(EXERCISE GOAL):
Reproduce the records below in their entirety, character for character.

(PROVIDED ENTRIES):
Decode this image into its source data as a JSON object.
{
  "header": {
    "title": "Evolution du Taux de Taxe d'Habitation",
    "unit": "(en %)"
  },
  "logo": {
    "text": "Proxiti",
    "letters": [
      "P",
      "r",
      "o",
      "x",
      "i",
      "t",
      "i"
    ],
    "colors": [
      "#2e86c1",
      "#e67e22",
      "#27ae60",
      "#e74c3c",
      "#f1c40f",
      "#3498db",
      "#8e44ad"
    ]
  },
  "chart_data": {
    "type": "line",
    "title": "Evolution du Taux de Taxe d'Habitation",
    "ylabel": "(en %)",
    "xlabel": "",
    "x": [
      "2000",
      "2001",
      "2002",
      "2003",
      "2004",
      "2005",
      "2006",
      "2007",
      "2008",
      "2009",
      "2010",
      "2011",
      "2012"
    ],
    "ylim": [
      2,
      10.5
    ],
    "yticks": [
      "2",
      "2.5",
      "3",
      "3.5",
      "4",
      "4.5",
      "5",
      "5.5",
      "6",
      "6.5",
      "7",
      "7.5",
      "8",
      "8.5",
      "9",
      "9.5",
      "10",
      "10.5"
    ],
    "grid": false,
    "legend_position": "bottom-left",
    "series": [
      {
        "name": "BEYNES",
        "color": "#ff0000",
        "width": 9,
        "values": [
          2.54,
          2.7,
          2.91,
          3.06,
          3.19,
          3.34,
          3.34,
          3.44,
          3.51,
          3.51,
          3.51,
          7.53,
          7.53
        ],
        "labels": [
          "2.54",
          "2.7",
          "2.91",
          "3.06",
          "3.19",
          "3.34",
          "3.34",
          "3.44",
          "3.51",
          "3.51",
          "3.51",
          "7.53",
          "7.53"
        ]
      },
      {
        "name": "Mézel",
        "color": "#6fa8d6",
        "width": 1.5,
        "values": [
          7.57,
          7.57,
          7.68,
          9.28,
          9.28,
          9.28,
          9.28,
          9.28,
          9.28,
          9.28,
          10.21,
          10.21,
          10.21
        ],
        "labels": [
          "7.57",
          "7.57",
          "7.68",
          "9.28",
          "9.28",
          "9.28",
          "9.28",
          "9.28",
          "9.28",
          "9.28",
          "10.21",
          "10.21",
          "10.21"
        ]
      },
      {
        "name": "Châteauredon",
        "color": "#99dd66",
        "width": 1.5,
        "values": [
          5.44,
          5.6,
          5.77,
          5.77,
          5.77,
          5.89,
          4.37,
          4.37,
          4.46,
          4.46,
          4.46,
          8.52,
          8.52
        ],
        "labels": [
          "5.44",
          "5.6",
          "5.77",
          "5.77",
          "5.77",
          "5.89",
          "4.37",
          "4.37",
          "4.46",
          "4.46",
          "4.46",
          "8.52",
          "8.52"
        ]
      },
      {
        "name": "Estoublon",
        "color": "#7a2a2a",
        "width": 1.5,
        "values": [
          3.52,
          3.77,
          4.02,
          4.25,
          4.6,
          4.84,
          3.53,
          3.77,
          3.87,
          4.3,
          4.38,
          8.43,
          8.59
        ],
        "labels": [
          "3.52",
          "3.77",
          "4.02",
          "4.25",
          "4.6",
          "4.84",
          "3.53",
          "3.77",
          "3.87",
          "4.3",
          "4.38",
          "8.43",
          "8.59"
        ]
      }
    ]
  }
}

(ANSWER):
Decode this image into its source data as a JSON object.
{
  "header": {
    "title": "Evolution du Taux de Taxe d'Habitation",
    "unit": "(en %)"
  },
  "logo": {
    "text": "Proxiti",
    "letters": [
      "P",
      "r",
      "o",
      "x",
      "i",
      "t",
      "i"
    ],
    "colors": [
      "#2e86c1",
      "#e67e22",
      "#27ae60",
      "#e74c3c",
      "#f1c40f",
      "#3498db",
      "#8e44ad"
    ]
  },
  "chart_data": {
    "type": "line",
    "title": "Evolution du Taux de Taxe d'Habitation",
    "ylabel": "(en %)",
    "xlabel": "",
    "x": [
      "2000",
      "2001",
      "2002",
      "2003",
      "2004",
      "2005",
      "2006",
      "2007",
      "2008",
      "2009",
      "2010",
      "2011",
      "2012"
    ],
    "ylim": [
      2,
      10.5
    ],
    "yticks": [
      "2",
      "2.5",
      "3",
      "3.5",
      "4",
      "4.5",
      "5",
      "5.5",
      "6",
      "6.5",
      "7",
      "7.5",
      "8",
      "8.5",
      "9",
      "9.5",
      "10",
      "10.5"
    ],
    "grid": false,
    "legend_position": "bottom-left",
    "series": [
      {
        "name": "BEYNES",
        "color": "#ff0000",
        "width": 9,
        "values": [
          2.54,
          2.7,
          2.91,
          3.06,
          3.19,
          3.34,
          3.34,
          3.44,
          3.51,
          3.51,
          3.51,
          7.53,
          7.53
        ],
        "labels": [
          "2.54",
          "2.7",
          "2.91",
          "3.06",
          "3.19",
          "3.34",
          "3.34",
          "3.44",
          "3.51",
          "3.51",
          "3.51",
          "7.53",
          "7.53"
        ]
      },
      {
        "name": "Mézel",
        "color": "#6fa8d6",
        "width": 1.5,
        "values": [
          7.57,
          7.57,
          7.68,
          9.28,
          9.28,
          9.28,
          9.28,
          9.28,
          9.28,
          9.28,
          10.21,
          10.21,
          10.21
        ],
        "labels": [
          "7.57",
          "7.57",
          "7.68",
          "9.28",
          "9.28",
          "9.28",
          "9.28",
          "9.28",
          "9.28",
          "9.28",
          "10.21",
          "10.21",
          "10.21"
        ]
      },
      {
        "name": "Châteauredon",
        "color": "#99dd66",
        "width": 1.5,
        "values": [
          5.44,
          5.6,
          5.77,
          5.77,
          5.77,
          5.89,
          4.37,
          4.37,
          4.46,
          4.46,
          4.46,
          8.52,
          8.52
        ],
        "labels": [
          "5.44",
          "5.6",
          "5.77",
          "5.77",
          "5.77",
          "5.89",
          "4.37",
          "4.37",
          "4.46",
          "4.46",
          "4.46",
          "8.52",
          "8.52"
        ]
      },
      {
        "name": "Estoublon",
        "color": "#7a2a2a",
        "width": 1.5,
        "values": [
          3.52,
          3.77,
          4.02,
          4.25,
          4.6,
          4.84,
          3.53,
          3.77,
          3.87,
          4.3,
          4.38,
          8.43,
          8.59
        ],
        "labels": [
          "3.52",
          "3.77",
          "4.02",
          "4.25",
          "4.6",
          "4.84",
          "3.53",
          "3.77",
          "3.87",
          "4.3",
          "4.38",
          "8.43",
          "8.59"
        ]
      }
    ]
  }
}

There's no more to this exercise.